## [Extrait à lire]
________________________
Il sera bientôt impossible de sécher ses larmes ou de moucher un petit nez enrhumé avec des mouchoirs de marque Kleenex. L’entreprise américaine Kimberly-Clark a annoncé la fin de ses activités de « papier mouchoir » au Canada dès ce mois-ci. Il y aura moins de concurrence sur le marché, mais « le Québec va pouvoir continuer à se moucher », assurent les détaillants, qui ne voient pas poindre de pénurie à l’horizon.

« Merci beaucoup pour votre fidélité à nos mouchoirs de marque Kleenex au cours des dernières décennies. Nous apprécions que vous nous permettiez d’entrer dans vos foyers et souhaitons que vous sachiez à quel point il nous a été difficile de mettre fin à nos ventes au Canada », peut-on lire sur le site de l’entreprise.
________________________
## [Extraits de données]

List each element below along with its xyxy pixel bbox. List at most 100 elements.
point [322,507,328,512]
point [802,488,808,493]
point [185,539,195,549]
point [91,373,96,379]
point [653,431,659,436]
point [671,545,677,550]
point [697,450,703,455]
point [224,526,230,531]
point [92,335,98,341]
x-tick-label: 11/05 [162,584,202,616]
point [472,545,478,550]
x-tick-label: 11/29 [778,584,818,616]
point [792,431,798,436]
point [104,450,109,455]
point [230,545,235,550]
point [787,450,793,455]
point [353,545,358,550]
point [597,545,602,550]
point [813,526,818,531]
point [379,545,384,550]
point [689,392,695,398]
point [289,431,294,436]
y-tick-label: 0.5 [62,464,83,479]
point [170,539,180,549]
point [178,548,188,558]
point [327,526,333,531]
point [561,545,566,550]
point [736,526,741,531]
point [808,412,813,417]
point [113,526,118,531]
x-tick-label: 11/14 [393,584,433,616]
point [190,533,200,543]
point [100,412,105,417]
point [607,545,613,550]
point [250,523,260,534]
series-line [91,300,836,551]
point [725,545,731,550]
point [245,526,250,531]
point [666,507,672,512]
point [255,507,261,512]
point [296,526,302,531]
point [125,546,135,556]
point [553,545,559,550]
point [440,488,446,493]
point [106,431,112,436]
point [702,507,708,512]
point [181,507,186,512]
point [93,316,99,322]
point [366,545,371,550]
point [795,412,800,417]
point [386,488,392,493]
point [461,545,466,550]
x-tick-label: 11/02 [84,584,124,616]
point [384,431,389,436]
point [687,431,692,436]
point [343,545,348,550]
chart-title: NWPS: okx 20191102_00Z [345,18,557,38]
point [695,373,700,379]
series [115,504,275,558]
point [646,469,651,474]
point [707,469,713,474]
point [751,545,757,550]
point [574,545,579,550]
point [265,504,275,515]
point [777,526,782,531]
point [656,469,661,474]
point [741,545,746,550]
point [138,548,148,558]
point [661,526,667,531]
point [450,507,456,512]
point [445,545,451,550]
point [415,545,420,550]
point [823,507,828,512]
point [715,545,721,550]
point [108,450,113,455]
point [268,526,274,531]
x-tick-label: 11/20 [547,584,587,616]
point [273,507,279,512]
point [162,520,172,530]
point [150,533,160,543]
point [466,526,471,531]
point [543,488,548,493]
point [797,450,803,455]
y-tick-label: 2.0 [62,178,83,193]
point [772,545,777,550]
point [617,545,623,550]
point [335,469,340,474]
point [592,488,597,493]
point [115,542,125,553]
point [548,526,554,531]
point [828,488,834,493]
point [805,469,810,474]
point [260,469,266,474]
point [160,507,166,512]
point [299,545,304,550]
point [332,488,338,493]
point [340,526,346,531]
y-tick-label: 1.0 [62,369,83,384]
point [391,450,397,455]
________________________
## [Activité 1]
Relevez tous les noms propres qui figurent dans l'extrait sur les mouchoirs Kleenex.
## [Activité 2]
D'après l'extrait sur les mouchoirs Kleenex, quelle entreprise a annoncé la fin de ses activités de papier mouchoir au Canada ?
La liste provient d'une autre source que l'extrait.

## [Réponse 1]
Kleenex, Kimberly-Clark, Canada, Québec

## [Réponse 2]
L'entreprise américaine Kimberly-Clark.